DATASET EXTRACT:
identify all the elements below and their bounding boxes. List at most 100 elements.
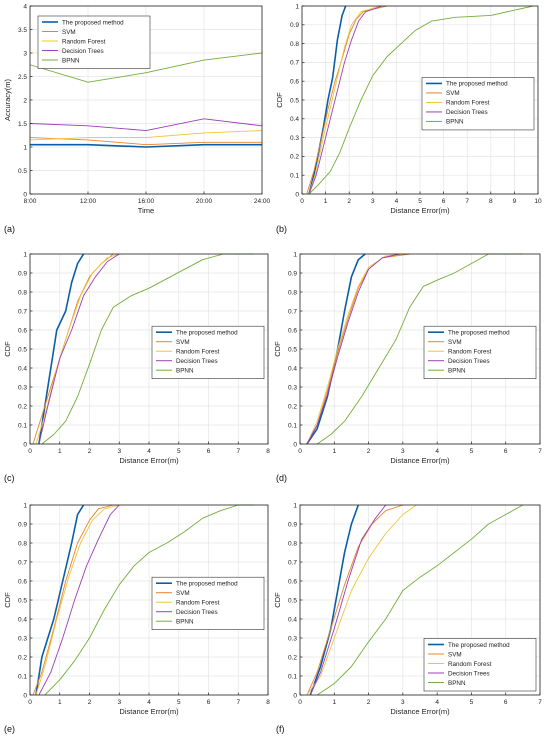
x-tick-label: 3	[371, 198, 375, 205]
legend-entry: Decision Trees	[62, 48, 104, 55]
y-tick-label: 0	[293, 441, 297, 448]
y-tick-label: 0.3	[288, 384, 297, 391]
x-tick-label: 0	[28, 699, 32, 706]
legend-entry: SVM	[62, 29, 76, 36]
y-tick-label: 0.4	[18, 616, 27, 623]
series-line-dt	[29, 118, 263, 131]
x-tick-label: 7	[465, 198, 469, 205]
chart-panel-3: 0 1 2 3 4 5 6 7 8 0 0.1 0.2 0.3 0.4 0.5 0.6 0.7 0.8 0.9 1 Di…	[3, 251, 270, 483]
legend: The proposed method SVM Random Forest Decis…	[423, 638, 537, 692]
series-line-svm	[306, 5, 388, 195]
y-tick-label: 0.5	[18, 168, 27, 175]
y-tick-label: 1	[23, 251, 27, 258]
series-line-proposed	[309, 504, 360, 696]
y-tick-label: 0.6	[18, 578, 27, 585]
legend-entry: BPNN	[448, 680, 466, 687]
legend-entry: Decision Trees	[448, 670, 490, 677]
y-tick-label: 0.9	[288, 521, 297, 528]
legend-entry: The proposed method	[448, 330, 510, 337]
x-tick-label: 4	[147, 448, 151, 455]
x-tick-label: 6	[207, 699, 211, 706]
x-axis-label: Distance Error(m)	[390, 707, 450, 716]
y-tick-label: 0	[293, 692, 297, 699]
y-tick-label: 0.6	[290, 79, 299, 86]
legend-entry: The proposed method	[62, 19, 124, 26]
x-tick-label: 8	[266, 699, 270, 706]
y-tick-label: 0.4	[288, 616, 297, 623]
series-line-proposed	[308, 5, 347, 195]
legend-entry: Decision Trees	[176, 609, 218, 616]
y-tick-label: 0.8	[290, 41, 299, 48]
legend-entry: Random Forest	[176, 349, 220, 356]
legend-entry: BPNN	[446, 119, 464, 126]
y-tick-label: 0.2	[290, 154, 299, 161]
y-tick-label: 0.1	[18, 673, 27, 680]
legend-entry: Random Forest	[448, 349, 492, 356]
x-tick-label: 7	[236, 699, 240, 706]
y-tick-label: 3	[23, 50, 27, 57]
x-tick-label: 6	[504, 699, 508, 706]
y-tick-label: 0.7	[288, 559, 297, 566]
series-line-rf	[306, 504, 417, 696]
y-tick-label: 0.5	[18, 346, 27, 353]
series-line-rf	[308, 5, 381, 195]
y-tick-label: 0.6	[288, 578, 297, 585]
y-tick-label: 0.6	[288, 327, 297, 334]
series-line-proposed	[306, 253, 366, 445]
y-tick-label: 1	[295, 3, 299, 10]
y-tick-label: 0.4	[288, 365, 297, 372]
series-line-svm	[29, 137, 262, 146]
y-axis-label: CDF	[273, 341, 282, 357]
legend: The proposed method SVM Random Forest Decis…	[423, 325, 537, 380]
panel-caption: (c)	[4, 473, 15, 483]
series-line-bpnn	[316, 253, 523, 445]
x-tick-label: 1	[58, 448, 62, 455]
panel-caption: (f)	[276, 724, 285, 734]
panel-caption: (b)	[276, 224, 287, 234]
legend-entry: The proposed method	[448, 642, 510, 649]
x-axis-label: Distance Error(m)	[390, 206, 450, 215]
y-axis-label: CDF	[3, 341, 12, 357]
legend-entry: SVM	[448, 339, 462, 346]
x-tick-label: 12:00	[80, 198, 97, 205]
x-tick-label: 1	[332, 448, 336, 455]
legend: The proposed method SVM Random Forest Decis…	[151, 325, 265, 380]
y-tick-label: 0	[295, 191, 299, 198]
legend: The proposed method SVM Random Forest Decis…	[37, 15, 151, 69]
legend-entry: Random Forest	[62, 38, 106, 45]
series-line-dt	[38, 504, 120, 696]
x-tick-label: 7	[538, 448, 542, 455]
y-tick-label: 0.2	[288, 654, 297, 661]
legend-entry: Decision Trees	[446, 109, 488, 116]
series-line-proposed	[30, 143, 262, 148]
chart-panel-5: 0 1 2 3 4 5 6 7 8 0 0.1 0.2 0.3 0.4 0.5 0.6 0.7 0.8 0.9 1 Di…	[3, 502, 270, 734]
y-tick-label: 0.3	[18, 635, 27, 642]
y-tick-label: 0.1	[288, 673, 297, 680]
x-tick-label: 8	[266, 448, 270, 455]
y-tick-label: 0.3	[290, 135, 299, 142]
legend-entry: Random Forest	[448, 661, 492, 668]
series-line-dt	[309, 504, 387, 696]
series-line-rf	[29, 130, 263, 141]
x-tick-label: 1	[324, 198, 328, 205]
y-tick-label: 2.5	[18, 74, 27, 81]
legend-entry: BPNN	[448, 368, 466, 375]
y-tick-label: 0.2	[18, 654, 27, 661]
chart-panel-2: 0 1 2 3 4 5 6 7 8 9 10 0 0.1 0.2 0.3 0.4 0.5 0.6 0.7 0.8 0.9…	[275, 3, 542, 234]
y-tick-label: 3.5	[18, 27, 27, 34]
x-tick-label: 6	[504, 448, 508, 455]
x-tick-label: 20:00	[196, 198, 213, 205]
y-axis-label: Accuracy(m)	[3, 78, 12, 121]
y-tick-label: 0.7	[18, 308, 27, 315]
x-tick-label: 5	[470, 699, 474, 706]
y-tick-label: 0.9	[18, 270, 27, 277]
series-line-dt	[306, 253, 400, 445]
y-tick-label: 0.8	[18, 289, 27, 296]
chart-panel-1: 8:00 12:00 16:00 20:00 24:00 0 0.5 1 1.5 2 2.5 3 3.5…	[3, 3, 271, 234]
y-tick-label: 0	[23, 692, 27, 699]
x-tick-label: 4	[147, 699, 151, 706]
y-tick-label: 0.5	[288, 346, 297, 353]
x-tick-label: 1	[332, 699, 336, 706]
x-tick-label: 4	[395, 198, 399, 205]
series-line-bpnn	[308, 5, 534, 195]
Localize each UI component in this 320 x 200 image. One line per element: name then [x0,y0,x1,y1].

--

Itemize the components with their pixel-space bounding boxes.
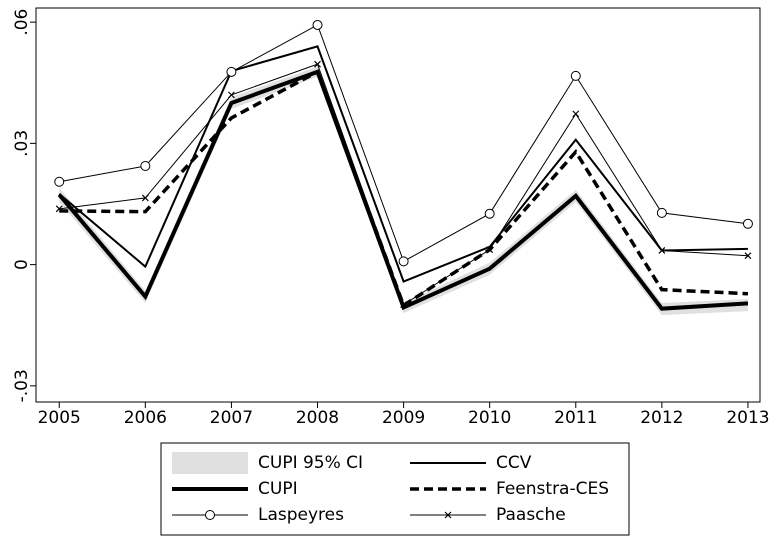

YOUR OBJECTIVE: Please copy out everything from the line containing "identify all the" down to the line containing "251, 27, 258]", both included, and leave the pictures out.

SOLUTION:
identify all the elements below and their bounding boxes. List at most 100 elements.
x-tick-label: 3	[371, 198, 375, 205]
legend-entry: Decision Trees	[62, 48, 104, 55]
y-tick-label: 0	[293, 441, 297, 448]
y-tick-label: 0.3	[288, 384, 297, 391]
x-tick-label: 0	[28, 699, 32, 706]
legend-entry: SVM	[62, 29, 76, 36]
y-tick-label: 0.4	[18, 616, 27, 623]
series-line-dt	[29, 118, 263, 131]
x-tick-label: 7	[465, 198, 469, 205]
chart-panel-3: 0 1 2 3 4 5 6 7 8 0 0.1 0.2 0.3 0.4 0.5 0.6 0.7 0.8 0.9 1 Di…	[3, 251, 270, 483]
legend: The proposed method SVM Random Forest Decis…	[423, 638, 537, 692]
series-line-svm	[306, 5, 388, 195]
y-tick-label: 0.5	[18, 168, 27, 175]
y-tick-label: 1	[23, 251, 27, 258]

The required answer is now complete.